• OBJECTIVE: Make an exact copy of the records, dropping all pictures.

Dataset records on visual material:
━━━━━━━━
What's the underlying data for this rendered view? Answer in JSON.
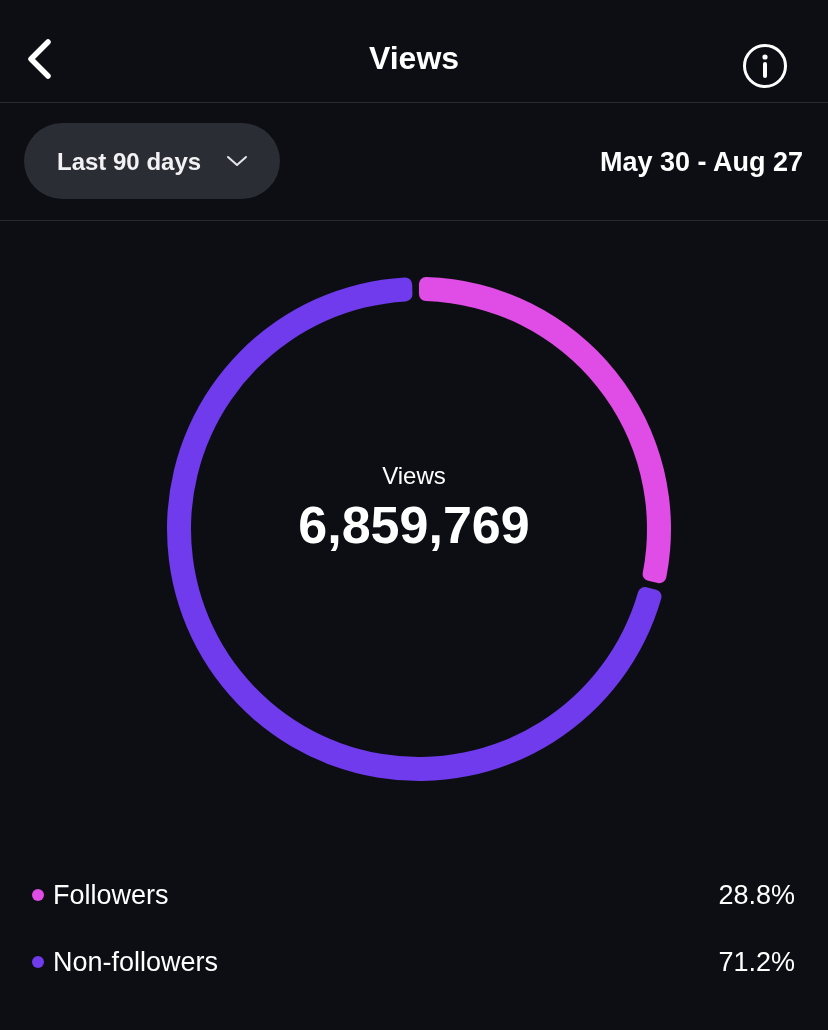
{
  "chart_data": {
    "type": "donut",
    "title": "Views",
    "categories": [
      "Followers",
      "Non-followers"
    ],
    "values": [
      28.8,
      71.2
    ],
    "colors": [
      "#e04ce6",
      "#6f3bec"
    ],
    "value_labels": [
      "28.8%",
      "71.2%"
    ],
    "legend": "bottom",
    "annotations": [
      "Last 90 days",
      "May 30 - Aug 27",
      "Views",
      "6,859,769"
    ]
  }
}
━━━━━━━━
• TASK ANSWER:
What's the underlying data for this rendered view? Answer in JSON.
{
  "chart_data": {
    "type": "donut",
    "title": "Views",
    "categories": [
      "Followers",
      "Non-followers"
    ],
    "values": [
      28.8,
      71.2
    ],
    "colors": [
      "#e04ce6",
      "#6f3bec"
    ],
    "value_labels": [
      "28.8%",
      "71.2%"
    ],
    "legend": "bottom",
    "annotations": [
      "Last 90 days",
      "May 30 - Aug 27",
      "Views",
      "6,859,769"
    ]
  }
}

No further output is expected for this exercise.